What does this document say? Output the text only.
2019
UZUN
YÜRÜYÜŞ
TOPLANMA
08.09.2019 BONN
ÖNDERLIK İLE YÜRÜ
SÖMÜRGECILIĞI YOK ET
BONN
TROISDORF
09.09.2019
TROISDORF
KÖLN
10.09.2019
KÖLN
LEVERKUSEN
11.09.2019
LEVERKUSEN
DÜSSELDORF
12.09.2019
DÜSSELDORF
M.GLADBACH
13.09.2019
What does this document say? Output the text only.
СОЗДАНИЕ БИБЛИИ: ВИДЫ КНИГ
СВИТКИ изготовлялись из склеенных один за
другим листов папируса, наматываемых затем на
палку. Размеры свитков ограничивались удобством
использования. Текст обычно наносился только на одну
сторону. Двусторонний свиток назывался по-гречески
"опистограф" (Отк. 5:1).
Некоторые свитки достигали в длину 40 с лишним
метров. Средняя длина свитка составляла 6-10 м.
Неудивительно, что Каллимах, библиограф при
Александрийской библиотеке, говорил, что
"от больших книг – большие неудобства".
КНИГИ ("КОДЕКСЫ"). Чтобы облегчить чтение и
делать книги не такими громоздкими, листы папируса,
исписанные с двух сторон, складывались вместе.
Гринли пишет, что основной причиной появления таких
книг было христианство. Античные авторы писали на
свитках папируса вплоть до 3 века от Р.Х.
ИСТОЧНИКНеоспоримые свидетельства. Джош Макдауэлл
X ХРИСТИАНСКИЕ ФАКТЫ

-=-=-=-=-

| PROBLEM STATEMENT |
All of the material must be reproduced exactly.

| SOLVED EXERCISE |
What does this document say? Output the text only.
2019
UZUN
YÜRÜYÜŞ
TOPLANMA
08.09.2019 BONN
ÖNDERLIK İLE YÜRÜ
SÖMÜRGECILIĞI YOK ET
BONN
TROISDORF
09.09.2019
TROISDORF
KÖLN
10.09.2019
KÖLN
LEVERKUSEN
11.09.2019
LEVERKUSEN
DÜSSELDORF
12.09.2019
DÜSSELDORF
M.GLADBACH
13.09.2019
What does this document say? Output the text only.
СОЗДАНИЕ БИБЛИИ: ВИДЫ КНИГ
СВИТКИ изготовлялись из склеенных один за
другим листов папируса, наматываемых затем на
палку. Размеры свитков ограничивались удобством
использования. Текст обычно наносился только на одну
сторону. Двусторонний свиток назывался по-гречески
"опистограф" (Отк. 5:1).
Некоторые свитки достигали в длину 40 с лишним
метров. Средняя длина свитка составляла 6-10 м.
Неудивительно, что Каллимах, библиограф при
Александрийской библиотеке, говорил, что
"от больших книг – большие неудобства".
КНИГИ ("КОДЕКСЫ"). Чтобы облегчить чтение и
делать книги не такими громоздкими, листы папируса,
исписанные с двух сторон, складывались вместе.
Гринли пишет, что основной причиной появления таких
книг было христианство. Античные авторы писали на
свитках папируса вплоть до 3 века от Р.Х.
ИСТОЧНИКНеоспоримые свидетельства. Джош Макдауэлл
X ХРИСТИАНСКИЕ ФАКТЫ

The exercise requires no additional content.